» **WHAT IS ASKED**
Look over the lines below. Report each one that includes the string "JSON".

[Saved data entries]
* start *

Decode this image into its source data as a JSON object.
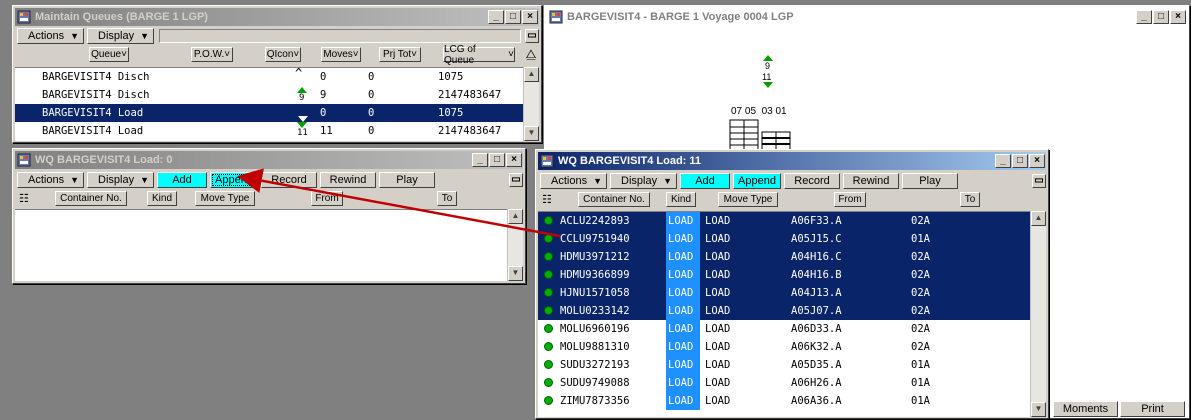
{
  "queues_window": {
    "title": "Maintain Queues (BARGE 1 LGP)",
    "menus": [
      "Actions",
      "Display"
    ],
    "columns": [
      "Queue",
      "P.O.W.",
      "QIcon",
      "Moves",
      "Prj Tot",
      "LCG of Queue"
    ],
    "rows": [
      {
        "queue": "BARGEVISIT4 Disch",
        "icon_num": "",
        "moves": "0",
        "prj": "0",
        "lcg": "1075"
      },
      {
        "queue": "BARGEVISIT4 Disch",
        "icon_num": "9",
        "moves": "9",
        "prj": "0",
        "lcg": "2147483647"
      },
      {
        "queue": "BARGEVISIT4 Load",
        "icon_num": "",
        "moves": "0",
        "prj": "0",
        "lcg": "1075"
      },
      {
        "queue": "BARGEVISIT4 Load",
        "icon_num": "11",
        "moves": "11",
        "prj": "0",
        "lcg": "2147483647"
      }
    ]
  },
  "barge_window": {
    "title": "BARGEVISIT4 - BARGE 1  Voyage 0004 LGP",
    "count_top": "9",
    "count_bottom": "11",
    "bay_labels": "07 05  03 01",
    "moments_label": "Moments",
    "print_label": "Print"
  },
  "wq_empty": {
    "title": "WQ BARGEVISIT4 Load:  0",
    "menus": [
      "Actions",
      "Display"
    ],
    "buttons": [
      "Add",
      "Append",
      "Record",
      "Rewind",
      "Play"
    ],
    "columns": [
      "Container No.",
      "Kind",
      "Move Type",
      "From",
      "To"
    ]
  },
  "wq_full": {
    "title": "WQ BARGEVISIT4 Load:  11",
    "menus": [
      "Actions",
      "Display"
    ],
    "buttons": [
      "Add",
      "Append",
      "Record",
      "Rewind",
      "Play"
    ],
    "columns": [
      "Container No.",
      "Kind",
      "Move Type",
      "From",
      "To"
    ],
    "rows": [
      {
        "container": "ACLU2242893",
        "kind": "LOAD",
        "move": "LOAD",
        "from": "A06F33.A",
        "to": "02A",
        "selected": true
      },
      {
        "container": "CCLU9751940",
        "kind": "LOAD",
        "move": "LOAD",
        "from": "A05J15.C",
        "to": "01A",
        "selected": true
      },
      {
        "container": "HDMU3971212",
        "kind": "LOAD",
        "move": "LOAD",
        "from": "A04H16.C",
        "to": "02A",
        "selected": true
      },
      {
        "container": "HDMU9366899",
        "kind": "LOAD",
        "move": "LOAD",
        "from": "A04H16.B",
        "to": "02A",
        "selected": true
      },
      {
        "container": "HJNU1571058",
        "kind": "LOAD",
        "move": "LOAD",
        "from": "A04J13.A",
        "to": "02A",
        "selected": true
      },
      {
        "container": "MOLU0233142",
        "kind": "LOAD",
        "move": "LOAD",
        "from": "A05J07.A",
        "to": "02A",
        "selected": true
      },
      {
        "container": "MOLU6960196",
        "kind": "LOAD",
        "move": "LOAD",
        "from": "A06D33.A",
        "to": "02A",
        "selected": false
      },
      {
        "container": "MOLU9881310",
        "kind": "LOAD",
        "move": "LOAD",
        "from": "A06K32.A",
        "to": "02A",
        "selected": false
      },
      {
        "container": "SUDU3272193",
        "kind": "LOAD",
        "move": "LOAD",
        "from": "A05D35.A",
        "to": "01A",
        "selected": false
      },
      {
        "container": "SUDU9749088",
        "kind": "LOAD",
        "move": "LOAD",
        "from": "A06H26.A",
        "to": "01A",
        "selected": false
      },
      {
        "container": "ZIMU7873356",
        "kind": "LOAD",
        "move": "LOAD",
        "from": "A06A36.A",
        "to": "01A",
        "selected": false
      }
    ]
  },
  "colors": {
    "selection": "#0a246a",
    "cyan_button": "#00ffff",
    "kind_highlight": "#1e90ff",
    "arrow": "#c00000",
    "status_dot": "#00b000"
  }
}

* end *
* start *

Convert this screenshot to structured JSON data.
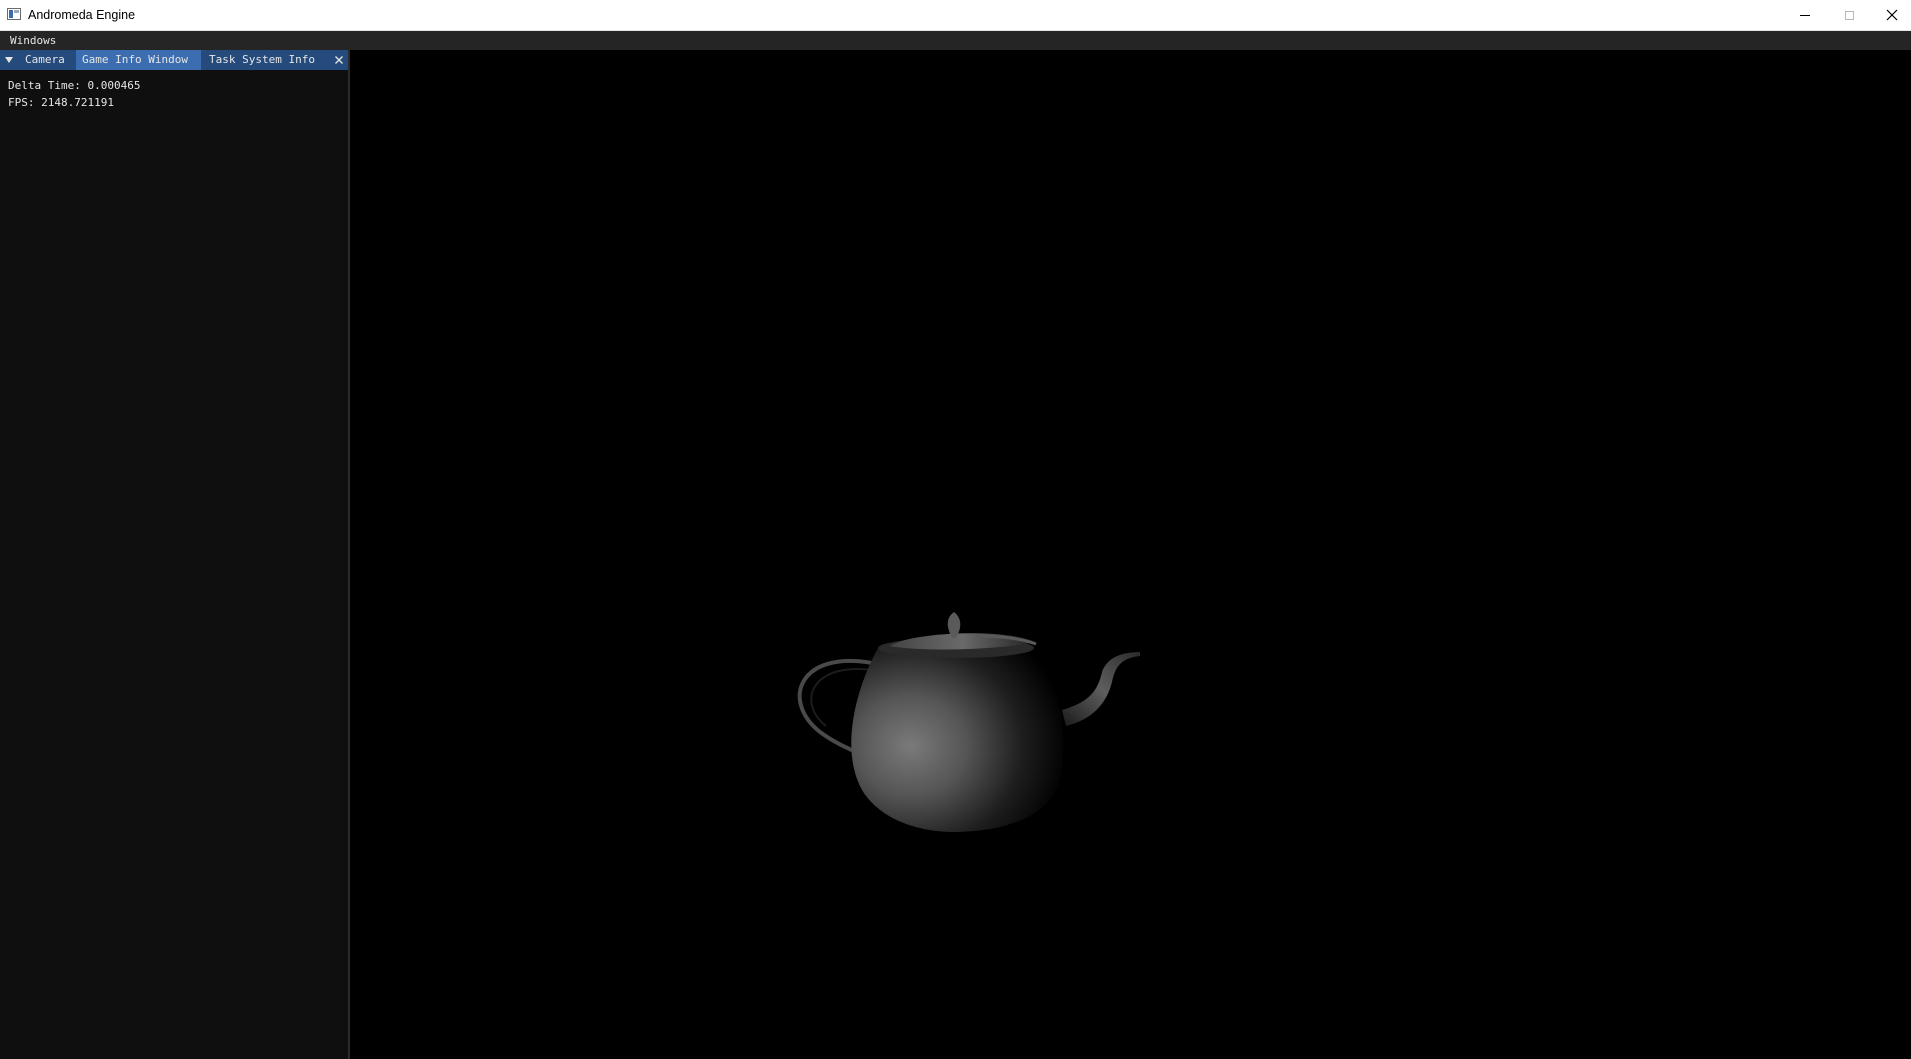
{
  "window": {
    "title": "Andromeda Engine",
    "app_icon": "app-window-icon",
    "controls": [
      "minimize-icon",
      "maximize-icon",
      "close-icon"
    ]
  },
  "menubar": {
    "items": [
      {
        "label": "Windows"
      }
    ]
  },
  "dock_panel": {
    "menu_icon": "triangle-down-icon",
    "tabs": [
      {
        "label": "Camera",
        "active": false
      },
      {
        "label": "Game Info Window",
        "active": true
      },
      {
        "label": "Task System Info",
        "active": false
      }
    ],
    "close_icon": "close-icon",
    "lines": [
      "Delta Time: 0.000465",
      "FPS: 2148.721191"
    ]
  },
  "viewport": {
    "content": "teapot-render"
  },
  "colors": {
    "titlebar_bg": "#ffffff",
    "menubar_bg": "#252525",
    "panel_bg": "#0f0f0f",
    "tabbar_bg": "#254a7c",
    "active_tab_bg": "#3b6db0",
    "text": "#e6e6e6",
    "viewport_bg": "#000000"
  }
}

* end *

» **RESPONSE**
Decode this image into its source data as a JSON object.
Convert this screenshot to structured JSON data.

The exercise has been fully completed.